:: Requirement ::
Transcribe all of the material exactly, except for its pictures.

>> BEGIN

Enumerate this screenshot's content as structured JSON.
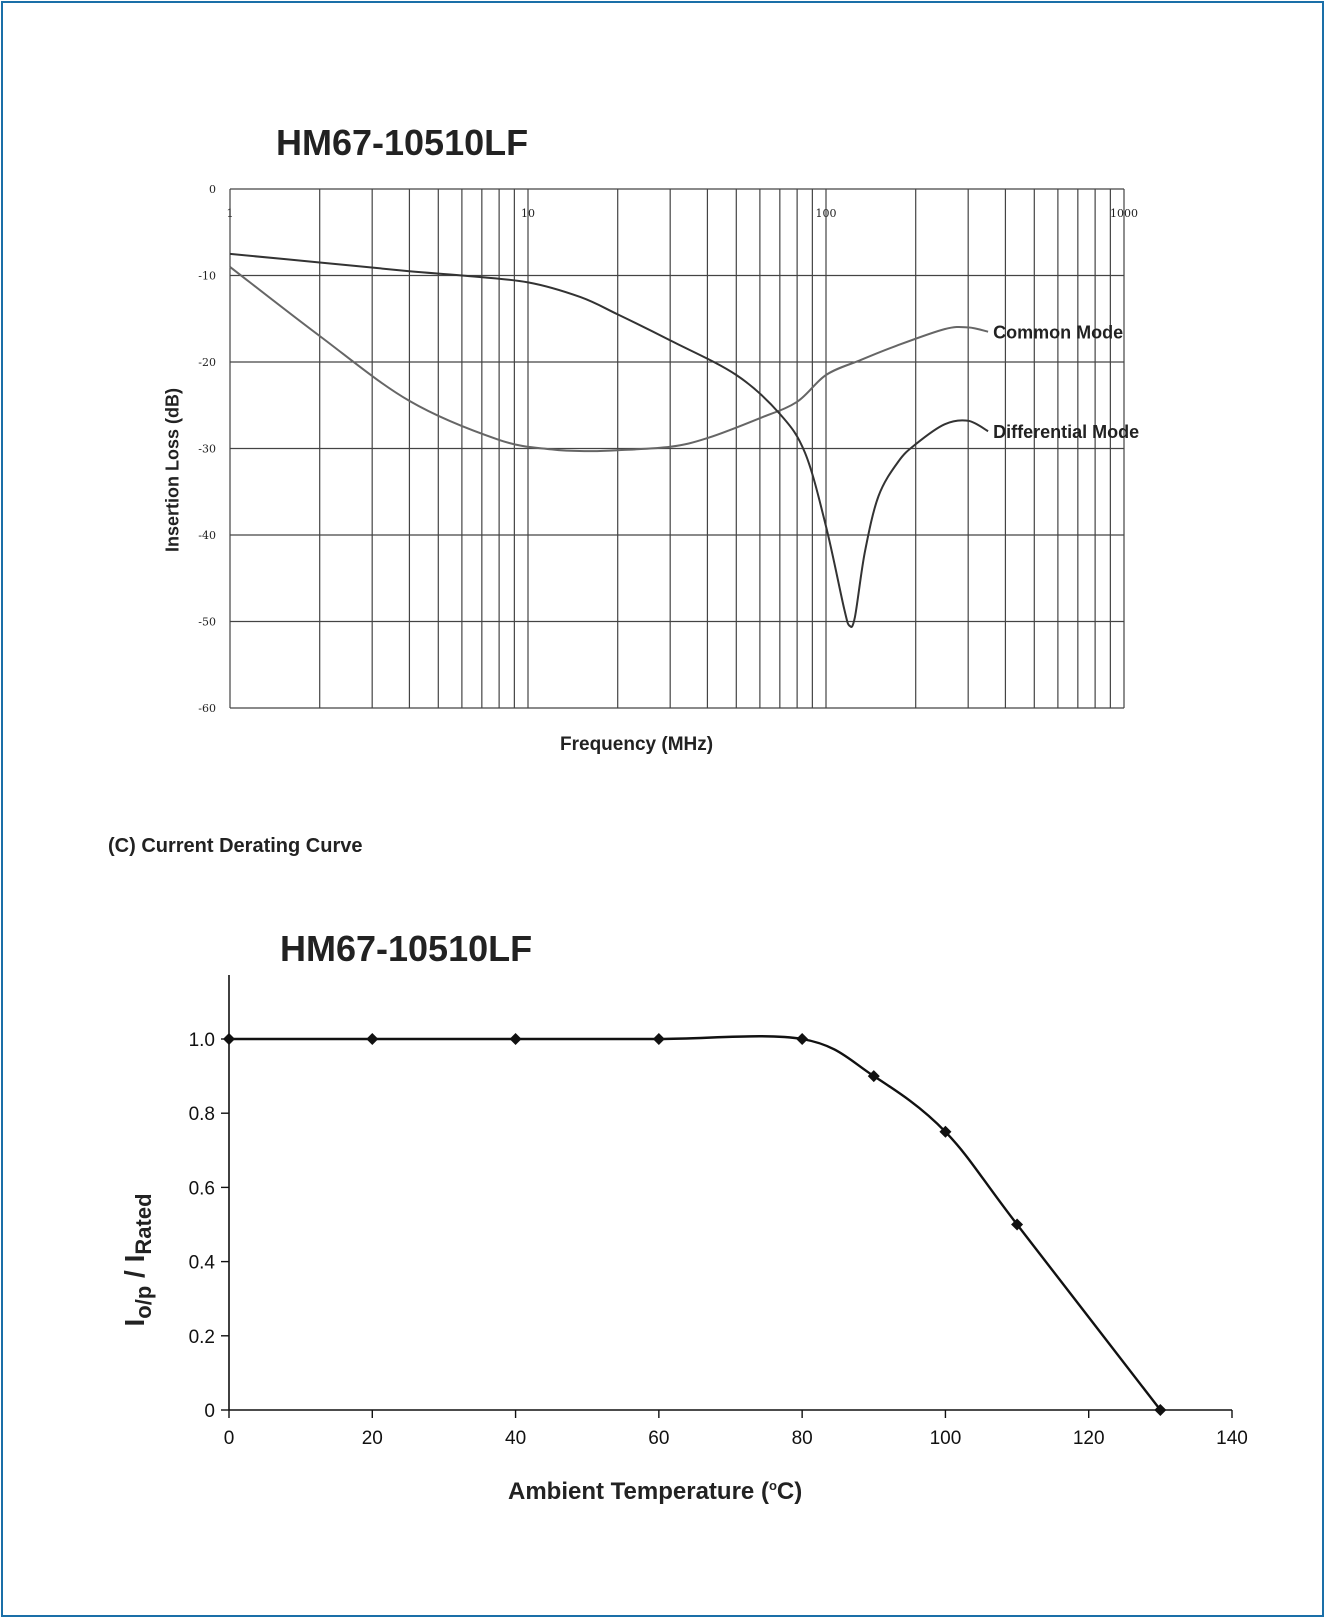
{
  "section_label": "(C) Current Derating Curve",
  "chart_data": [
    {
      "type": "line",
      "title": "HM67-10510LF",
      "xlabel": "Frequency (MHz)",
      "ylabel": "Insertion Loss (dB)",
      "x_scale": "log",
      "xlim": [
        1,
        1000
      ],
      "ylim": [
        -60,
        0
      ],
      "x_ticks": [
        "1",
        "10",
        "100",
        "1000"
      ],
      "y_ticks": [
        "0",
        "-10",
        "-20",
        "-30",
        "-40",
        "-50",
        "-60"
      ],
      "grid": true,
      "series": [
        {
          "name": "Common Mode",
          "color": "#666666",
          "x": [
            1,
            2,
            4,
            8,
            12,
            16,
            20,
            30,
            40,
            60,
            80,
            100,
            130,
            170,
            250,
            300,
            350
          ],
          "y": [
            -9,
            -17,
            -24.5,
            -29,
            -30.1,
            -30.3,
            -30.2,
            -29.8,
            -28.8,
            -26.5,
            -24.6,
            -21.5,
            -19.8,
            -18.2,
            -16.2,
            -16,
            -16.5
          ]
        },
        {
          "name": "Differential Mode",
          "color": "#333333",
          "x": [
            1,
            2,
            4,
            6,
            10,
            15,
            20,
            30,
            50,
            70,
            85,
            100,
            115,
            120,
            125,
            135,
            150,
            175,
            200,
            250,
            300,
            350
          ],
          "y": [
            -7.5,
            -8.5,
            -9.5,
            -10,
            -10.8,
            -12.5,
            -14.5,
            -17.5,
            -21.5,
            -26,
            -30.5,
            -39,
            -48.5,
            -50.5,
            -49.5,
            -42,
            -35.5,
            -31.5,
            -29.5,
            -27.2,
            -26.8,
            -28
          ]
        }
      ]
    },
    {
      "type": "line",
      "title": "HM67-10510LF",
      "xlabel": "Ambient Temperature (°C)",
      "ylabel": "I o/p / I Rated",
      "xlim": [
        0,
        140
      ],
      "ylim": [
        0,
        1.0
      ],
      "x_ticks": [
        "0",
        "20",
        "40",
        "60",
        "80",
        "100",
        "120",
        "140"
      ],
      "y_ticks": [
        "0",
        "0.2",
        "0.4",
        "0.6",
        "0.8",
        "1.0"
      ],
      "grid": false,
      "series": [
        {
          "color": "#111111",
          "marker": "diamond",
          "x": [
            0,
            20,
            40,
            60,
            80,
            90,
            100,
            110,
            130
          ],
          "y": [
            1.0,
            1.0,
            1.0,
            1.0,
            1.0,
            0.9,
            0.75,
            0.5,
            0
          ]
        }
      ]
    }
  ]
}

>> END

:: The result ::
Enumerate this screenshot's content as structured JSON.
{
  "section_label": "(C) Current Derating Curve",
  "chart_data": [
    {
      "type": "line",
      "title": "HM67-10510LF",
      "xlabel": "Frequency (MHz)",
      "ylabel": "Insertion Loss (dB)",
      "x_scale": "log",
      "xlim": [
        1,
        1000
      ],
      "ylim": [
        -60,
        0
      ],
      "x_ticks": [
        "1",
        "10",
        "100",
        "1000"
      ],
      "y_ticks": [
        "0",
        "-10",
        "-20",
        "-30",
        "-40",
        "-50",
        "-60"
      ],
      "grid": true,
      "series": [
        {
          "name": "Common Mode",
          "color": "#666666",
          "x": [
            1,
            2,
            4,
            8,
            12,
            16,
            20,
            30,
            40,
            60,
            80,
            100,
            130,
            170,
            250,
            300,
            350
          ],
          "y": [
            -9,
            -17,
            -24.5,
            -29,
            -30.1,
            -30.3,
            -30.2,
            -29.8,
            -28.8,
            -26.5,
            -24.6,
            -21.5,
            -19.8,
            -18.2,
            -16.2,
            -16,
            -16.5
          ]
        },
        {
          "name": "Differential Mode",
          "color": "#333333",
          "x": [
            1,
            2,
            4,
            6,
            10,
            15,
            20,
            30,
            50,
            70,
            85,
            100,
            115,
            120,
            125,
            135,
            150,
            175,
            200,
            250,
            300,
            350
          ],
          "y": [
            -7.5,
            -8.5,
            -9.5,
            -10,
            -10.8,
            -12.5,
            -14.5,
            -17.5,
            -21.5,
            -26,
            -30.5,
            -39,
            -48.5,
            -50.5,
            -49.5,
            -42,
            -35.5,
            -31.5,
            -29.5,
            -27.2,
            -26.8,
            -28
          ]
        }
      ]
    },
    {
      "type": "line",
      "title": "HM67-10510LF",
      "xlabel": "Ambient Temperature (°C)",
      "ylabel": "I o/p / I Rated",
      "xlim": [
        0,
        140
      ],
      "ylim": [
        0,
        1.0
      ],
      "x_ticks": [
        "0",
        "20",
        "40",
        "60",
        "80",
        "100",
        "120",
        "140"
      ],
      "y_ticks": [
        "0",
        "0.2",
        "0.4",
        "0.6",
        "0.8",
        "1.0"
      ],
      "grid": false,
      "series": [
        {
          "color": "#111111",
          "marker": "diamond",
          "x": [
            0,
            20,
            40,
            60,
            80,
            90,
            100,
            110,
            130
          ],
          "y": [
            1.0,
            1.0,
            1.0,
            1.0,
            1.0,
            0.9,
            0.75,
            0.5,
            0
          ]
        }
      ]
    }
  ]
}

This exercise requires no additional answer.